→ DIRECTIONS
Reproduce each line that includes the word "rgba".

→ AVAILABLE RECORDS

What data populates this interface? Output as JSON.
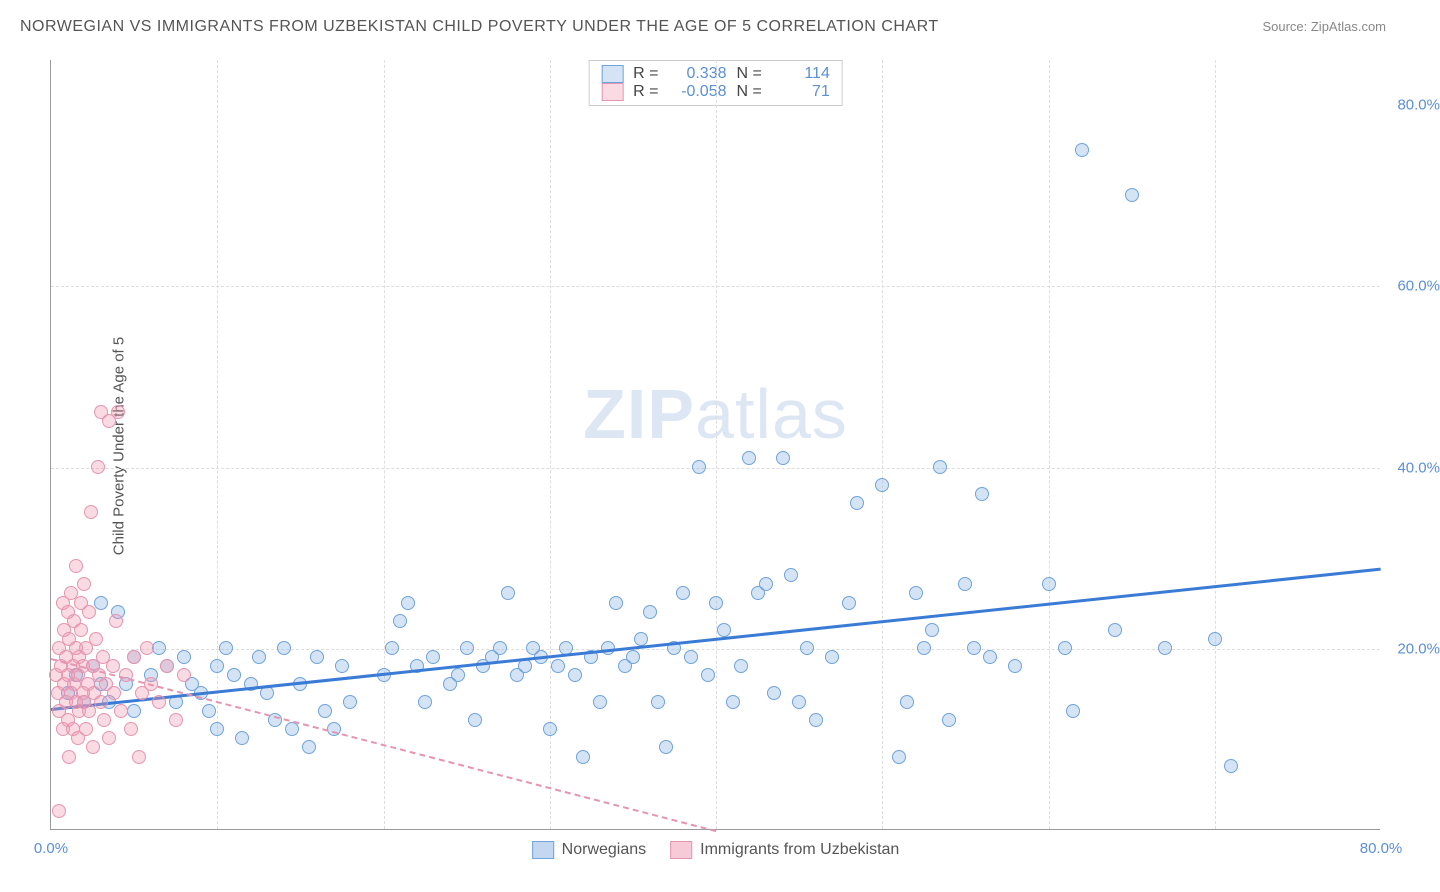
{
  "title": "NORWEGIAN VS IMMIGRANTS FROM UZBEKISTAN CHILD POVERTY UNDER THE AGE OF 5 CORRELATION CHART",
  "source": "Source: ZipAtlas.com",
  "ylabel": "Child Poverty Under the Age of 5",
  "watermark_bold": "ZIP",
  "watermark_light": "atlas",
  "chart": {
    "type": "scatter",
    "xlim": [
      0,
      80
    ],
    "ylim": [
      0,
      85
    ],
    "xticks": [
      {
        "v": 0,
        "l": "0.0%"
      },
      {
        "v": 80,
        "l": "80.0%"
      }
    ],
    "yticks": [
      {
        "v": 20,
        "l": "20.0%"
      },
      {
        "v": 40,
        "l": "40.0%"
      },
      {
        "v": 60,
        "l": "60.0%"
      },
      {
        "v": 80,
        "l": "80.0%"
      }
    ],
    "x_gridlines": [
      10,
      20,
      30,
      40,
      50,
      60,
      70
    ],
    "y_gridlines": [
      20,
      40,
      60
    ],
    "background_color": "#ffffff",
    "grid_color": "#dddddd",
    "axis_color": "#999999",
    "tick_color": "#5b8fd6",
    "marker_radius": 7,
    "series": [
      {
        "name": "Norwegians",
        "fill": "rgba(135,178,226,0.35)",
        "stroke": "#6fa3db",
        "trend_color": "#3a7bd5",
        "trend_width": 3,
        "trend_dash": "solid",
        "trend": {
          "x1": 0,
          "y1": 13.5,
          "x2": 80,
          "y2": 29
        },
        "R": "0.338",
        "N": "114",
        "points": [
          [
            1,
            15
          ],
          [
            1.5,
            17
          ],
          [
            2,
            14
          ],
          [
            2.5,
            18
          ],
          [
            3,
            16
          ],
          [
            3,
            25
          ],
          [
            3.5,
            14
          ],
          [
            4,
            24
          ],
          [
            4.5,
            16
          ],
          [
            5,
            19
          ],
          [
            5,
            13
          ],
          [
            6,
            17
          ],
          [
            6.5,
            20
          ],
          [
            7,
            18
          ],
          [
            7.5,
            14
          ],
          [
            8,
            19
          ],
          [
            8.5,
            16
          ],
          [
            9,
            15
          ],
          [
            9.5,
            13
          ],
          [
            10,
            11
          ],
          [
            10,
            18
          ],
          [
            10.5,
            20
          ],
          [
            11,
            17
          ],
          [
            11.5,
            10
          ],
          [
            12,
            16
          ],
          [
            12.5,
            19
          ],
          [
            13,
            15
          ],
          [
            13.5,
            12
          ],
          [
            14,
            20
          ],
          [
            14.5,
            11
          ],
          [
            15,
            16
          ],
          [
            15.5,
            9
          ],
          [
            16,
            19
          ],
          [
            16.5,
            13
          ],
          [
            17,
            11
          ],
          [
            17.5,
            18
          ],
          [
            18,
            14
          ],
          [
            20,
            17
          ],
          [
            20.5,
            20
          ],
          [
            21,
            23
          ],
          [
            21.5,
            25
          ],
          [
            22,
            18
          ],
          [
            22.5,
            14
          ],
          [
            23,
            19
          ],
          [
            24,
            16
          ],
          [
            24.5,
            17
          ],
          [
            25,
            20
          ],
          [
            25.5,
            12
          ],
          [
            26,
            18
          ],
          [
            26.5,
            19
          ],
          [
            27,
            20
          ],
          [
            27.5,
            26
          ],
          [
            28,
            17
          ],
          [
            28.5,
            18
          ],
          [
            29,
            20
          ],
          [
            29.5,
            19
          ],
          [
            30,
            11
          ],
          [
            30.5,
            18
          ],
          [
            31,
            20
          ],
          [
            31.5,
            17
          ],
          [
            32,
            8
          ],
          [
            32.5,
            19
          ],
          [
            33,
            14
          ],
          [
            33.5,
            20
          ],
          [
            34,
            25
          ],
          [
            34.5,
            18
          ],
          [
            35,
            19
          ],
          [
            35.5,
            21
          ],
          [
            36,
            24
          ],
          [
            36.5,
            14
          ],
          [
            37,
            9
          ],
          [
            37.5,
            20
          ],
          [
            38,
            26
          ],
          [
            38.5,
            19
          ],
          [
            39,
            40
          ],
          [
            39.5,
            17
          ],
          [
            40,
            25
          ],
          [
            40.5,
            22
          ],
          [
            41,
            14
          ],
          [
            41.5,
            18
          ],
          [
            42,
            41
          ],
          [
            42.5,
            26
          ],
          [
            43,
            27
          ],
          [
            43.5,
            15
          ],
          [
            44,
            41
          ],
          [
            44.5,
            28
          ],
          [
            45,
            14
          ],
          [
            45.5,
            20
          ],
          [
            46,
            12
          ],
          [
            47,
            19
          ],
          [
            48,
            25
          ],
          [
            48.5,
            36
          ],
          [
            50,
            38
          ],
          [
            51,
            8
          ],
          [
            51.5,
            14
          ],
          [
            52,
            26
          ],
          [
            52.5,
            20
          ],
          [
            53,
            22
          ],
          [
            53.5,
            40
          ],
          [
            54,
            12
          ],
          [
            55,
            27
          ],
          [
            55.5,
            20
          ],
          [
            56,
            37
          ],
          [
            56.5,
            19
          ],
          [
            58,
            18
          ],
          [
            60,
            27
          ],
          [
            61,
            20
          ],
          [
            61.5,
            13
          ],
          [
            62,
            75
          ],
          [
            64,
            22
          ],
          [
            65,
            70
          ],
          [
            67,
            20
          ],
          [
            70,
            21
          ],
          [
            71,
            7
          ]
        ]
      },
      {
        "name": "Immigrants from Uzbekistan",
        "fill": "rgba(240,150,175,0.35)",
        "stroke": "#e695b0",
        "trend_color": "#e695b0",
        "trend_width": 2,
        "trend_dash": "dashed",
        "trend": {
          "x1": 0,
          "y1": 19,
          "x2": 40,
          "y2": 0
        },
        "R": "-0.058",
        "N": "71",
        "points": [
          [
            0.3,
            17
          ],
          [
            0.4,
            15
          ],
          [
            0.5,
            20
          ],
          [
            0.5,
            13
          ],
          [
            0.6,
            18
          ],
          [
            0.7,
            25
          ],
          [
            0.7,
            11
          ],
          [
            0.8,
            16
          ],
          [
            0.8,
            22
          ],
          [
            0.9,
            14
          ],
          [
            0.9,
            19
          ],
          [
            1,
            24
          ],
          [
            1,
            12
          ],
          [
            1,
            17
          ],
          [
            1.1,
            21
          ],
          [
            1.1,
            8
          ],
          [
            1.2,
            15
          ],
          [
            1.2,
            26
          ],
          [
            1.3,
            18
          ],
          [
            1.3,
            11
          ],
          [
            1.4,
            23
          ],
          [
            1.4,
            16
          ],
          [
            1.5,
            14
          ],
          [
            1.5,
            20
          ],
          [
            1.5,
            29
          ],
          [
            1.6,
            17
          ],
          [
            1.6,
            10
          ],
          [
            1.7,
            19
          ],
          [
            1.7,
            13
          ],
          [
            1.8,
            22
          ],
          [
            1.8,
            25
          ],
          [
            1.9,
            15
          ],
          [
            1.9,
            18
          ],
          [
            2,
            27
          ],
          [
            2,
            14
          ],
          [
            2.1,
            20
          ],
          [
            2.1,
            11
          ],
          [
            2.2,
            16
          ],
          [
            2.3,
            24
          ],
          [
            2.3,
            13
          ],
          [
            2.4,
            35
          ],
          [
            2.5,
            18
          ],
          [
            2.5,
            9
          ],
          [
            2.6,
            15
          ],
          [
            2.7,
            21
          ],
          [
            2.8,
            40
          ],
          [
            2.9,
            17
          ],
          [
            3,
            14
          ],
          [
            3,
            46
          ],
          [
            3.1,
            19
          ],
          [
            3.2,
            12
          ],
          [
            3.3,
            16
          ],
          [
            3.5,
            45
          ],
          [
            3.5,
            10
          ],
          [
            3.7,
            18
          ],
          [
            3.8,
            15
          ],
          [
            3.9,
            23
          ],
          [
            4,
            46
          ],
          [
            4.2,
            13
          ],
          [
            4.5,
            17
          ],
          [
            4.8,
            11
          ],
          [
            5,
            19
          ],
          [
            5.3,
            8
          ],
          [
            5.5,
            15
          ],
          [
            5.8,
            20
          ],
          [
            6,
            16
          ],
          [
            6.5,
            14
          ],
          [
            7,
            18
          ],
          [
            7.5,
            12
          ],
          [
            8,
            17
          ],
          [
            0.5,
            2
          ]
        ]
      }
    ]
  },
  "legend_top": {
    "r_label": "R =",
    "n_label": "N ="
  },
  "legend_bottom": [
    {
      "label": "Norwegians",
      "fill": "rgba(135,178,226,0.5)",
      "stroke": "#6fa3db"
    },
    {
      "label": "Immigrants from Uzbekistan",
      "fill": "rgba(240,150,175,0.5)",
      "stroke": "#e695b0"
    }
  ]
}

→ THE RESULT
        "fill": "rgba(135,178,226,0.35)",
        "fill": "rgba(240,150,175,0.35)",
      "fill": "rgba(135,178,226,0.5)",
      "fill": "rgba(240,150,175,0.5)",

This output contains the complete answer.